**Task details:**
Locate each line of the material that contains "نائبة", then return it.

[Dataset entries on figures]
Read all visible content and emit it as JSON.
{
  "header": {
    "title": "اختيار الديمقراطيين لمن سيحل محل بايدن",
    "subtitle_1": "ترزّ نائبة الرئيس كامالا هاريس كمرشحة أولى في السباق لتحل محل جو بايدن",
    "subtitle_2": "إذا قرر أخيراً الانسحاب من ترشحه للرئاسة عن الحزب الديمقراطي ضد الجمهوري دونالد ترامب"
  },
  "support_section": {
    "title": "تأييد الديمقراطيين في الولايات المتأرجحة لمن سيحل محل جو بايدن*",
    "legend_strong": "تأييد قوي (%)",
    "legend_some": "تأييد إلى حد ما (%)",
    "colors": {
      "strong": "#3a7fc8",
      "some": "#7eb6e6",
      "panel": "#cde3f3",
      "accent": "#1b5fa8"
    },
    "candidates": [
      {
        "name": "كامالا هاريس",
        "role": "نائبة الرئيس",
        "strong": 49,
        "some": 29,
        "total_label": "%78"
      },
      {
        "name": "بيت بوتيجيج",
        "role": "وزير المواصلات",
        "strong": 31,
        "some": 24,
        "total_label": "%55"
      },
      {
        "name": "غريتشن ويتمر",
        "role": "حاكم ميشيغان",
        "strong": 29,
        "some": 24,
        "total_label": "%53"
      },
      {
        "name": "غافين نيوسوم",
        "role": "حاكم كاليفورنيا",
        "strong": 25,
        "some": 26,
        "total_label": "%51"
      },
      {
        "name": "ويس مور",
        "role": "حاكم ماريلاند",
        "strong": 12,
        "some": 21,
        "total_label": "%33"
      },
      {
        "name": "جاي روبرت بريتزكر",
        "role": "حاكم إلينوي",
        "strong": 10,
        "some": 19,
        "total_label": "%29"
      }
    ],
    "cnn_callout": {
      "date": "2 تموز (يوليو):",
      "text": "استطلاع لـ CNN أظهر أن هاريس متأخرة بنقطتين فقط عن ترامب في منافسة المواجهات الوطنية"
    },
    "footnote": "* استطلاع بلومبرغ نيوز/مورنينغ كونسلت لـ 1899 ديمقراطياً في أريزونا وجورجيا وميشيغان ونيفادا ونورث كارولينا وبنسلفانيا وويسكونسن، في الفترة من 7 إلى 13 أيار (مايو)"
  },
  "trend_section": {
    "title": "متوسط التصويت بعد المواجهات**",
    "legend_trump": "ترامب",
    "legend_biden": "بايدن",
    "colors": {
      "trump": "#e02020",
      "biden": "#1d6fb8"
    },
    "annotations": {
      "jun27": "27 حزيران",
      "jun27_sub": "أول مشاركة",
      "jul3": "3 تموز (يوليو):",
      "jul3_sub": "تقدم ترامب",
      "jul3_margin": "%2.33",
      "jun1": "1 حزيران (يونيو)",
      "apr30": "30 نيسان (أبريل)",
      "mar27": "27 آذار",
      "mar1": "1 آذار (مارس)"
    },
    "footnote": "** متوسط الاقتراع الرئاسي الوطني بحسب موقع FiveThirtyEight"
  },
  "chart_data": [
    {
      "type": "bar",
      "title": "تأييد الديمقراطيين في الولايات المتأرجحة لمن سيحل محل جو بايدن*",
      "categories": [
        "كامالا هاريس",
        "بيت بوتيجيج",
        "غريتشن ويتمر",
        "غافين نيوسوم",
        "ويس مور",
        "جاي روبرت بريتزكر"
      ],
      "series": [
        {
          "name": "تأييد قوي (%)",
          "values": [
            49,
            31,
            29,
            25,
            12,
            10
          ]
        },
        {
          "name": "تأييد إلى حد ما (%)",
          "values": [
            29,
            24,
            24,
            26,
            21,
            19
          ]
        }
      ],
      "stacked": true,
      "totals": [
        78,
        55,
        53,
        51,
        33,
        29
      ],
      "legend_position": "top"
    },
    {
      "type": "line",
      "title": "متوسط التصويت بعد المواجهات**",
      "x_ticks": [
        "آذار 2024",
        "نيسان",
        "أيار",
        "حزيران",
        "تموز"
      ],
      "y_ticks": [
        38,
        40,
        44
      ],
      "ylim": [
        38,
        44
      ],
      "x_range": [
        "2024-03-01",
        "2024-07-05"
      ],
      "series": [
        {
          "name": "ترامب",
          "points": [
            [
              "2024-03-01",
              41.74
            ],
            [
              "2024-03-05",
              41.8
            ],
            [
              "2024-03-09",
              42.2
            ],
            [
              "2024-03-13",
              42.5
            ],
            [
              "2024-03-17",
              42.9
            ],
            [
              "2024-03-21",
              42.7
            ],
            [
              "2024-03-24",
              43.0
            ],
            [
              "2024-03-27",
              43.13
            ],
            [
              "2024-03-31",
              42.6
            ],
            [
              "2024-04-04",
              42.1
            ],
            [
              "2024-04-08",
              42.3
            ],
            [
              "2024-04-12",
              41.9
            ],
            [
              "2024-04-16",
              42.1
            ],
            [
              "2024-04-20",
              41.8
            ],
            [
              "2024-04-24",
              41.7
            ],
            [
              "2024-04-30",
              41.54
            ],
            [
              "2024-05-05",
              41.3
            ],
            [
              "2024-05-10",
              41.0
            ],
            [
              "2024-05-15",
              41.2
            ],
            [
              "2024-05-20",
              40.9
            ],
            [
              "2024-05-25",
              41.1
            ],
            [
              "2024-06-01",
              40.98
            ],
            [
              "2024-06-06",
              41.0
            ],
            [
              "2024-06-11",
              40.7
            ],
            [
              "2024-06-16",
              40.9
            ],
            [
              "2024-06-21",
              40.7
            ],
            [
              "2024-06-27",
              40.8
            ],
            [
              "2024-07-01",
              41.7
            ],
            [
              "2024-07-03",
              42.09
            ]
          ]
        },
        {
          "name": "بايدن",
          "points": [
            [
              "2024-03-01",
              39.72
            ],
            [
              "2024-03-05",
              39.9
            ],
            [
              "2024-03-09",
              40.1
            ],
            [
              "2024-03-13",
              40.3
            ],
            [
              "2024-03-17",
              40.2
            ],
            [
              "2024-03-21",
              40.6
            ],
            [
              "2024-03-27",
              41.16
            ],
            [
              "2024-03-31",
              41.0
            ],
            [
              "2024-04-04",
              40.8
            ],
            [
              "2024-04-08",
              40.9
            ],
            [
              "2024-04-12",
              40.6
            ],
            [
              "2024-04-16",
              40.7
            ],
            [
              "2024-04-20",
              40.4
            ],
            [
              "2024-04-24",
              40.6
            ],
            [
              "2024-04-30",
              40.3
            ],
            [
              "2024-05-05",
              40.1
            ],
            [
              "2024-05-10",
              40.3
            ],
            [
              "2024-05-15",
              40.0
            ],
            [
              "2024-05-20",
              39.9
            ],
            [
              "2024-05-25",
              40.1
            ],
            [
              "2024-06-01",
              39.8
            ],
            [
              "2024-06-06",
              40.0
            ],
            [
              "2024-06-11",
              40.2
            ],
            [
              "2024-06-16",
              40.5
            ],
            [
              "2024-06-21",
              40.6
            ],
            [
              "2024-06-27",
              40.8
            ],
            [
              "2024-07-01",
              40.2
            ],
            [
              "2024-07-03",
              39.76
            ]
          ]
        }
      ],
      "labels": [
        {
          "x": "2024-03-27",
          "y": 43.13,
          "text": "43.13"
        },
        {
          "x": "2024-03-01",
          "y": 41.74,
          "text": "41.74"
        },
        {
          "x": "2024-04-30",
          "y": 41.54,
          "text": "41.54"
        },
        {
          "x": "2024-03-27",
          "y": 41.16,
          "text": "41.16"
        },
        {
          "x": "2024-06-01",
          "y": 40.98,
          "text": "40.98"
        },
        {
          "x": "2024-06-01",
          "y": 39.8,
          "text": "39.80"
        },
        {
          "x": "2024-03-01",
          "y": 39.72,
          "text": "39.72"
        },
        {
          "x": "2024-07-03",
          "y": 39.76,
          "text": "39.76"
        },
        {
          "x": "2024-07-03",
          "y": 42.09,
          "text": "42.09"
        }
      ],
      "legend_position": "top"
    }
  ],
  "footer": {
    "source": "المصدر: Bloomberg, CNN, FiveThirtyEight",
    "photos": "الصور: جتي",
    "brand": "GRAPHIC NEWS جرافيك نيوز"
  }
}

**The reply:**
    "subtitle_1": "ترزّ نائبة الرئيس كامالا هاريس كمرشحة أولى في السباق لتحل محل جو بايدن",
        "role": "نائبة الرئيس",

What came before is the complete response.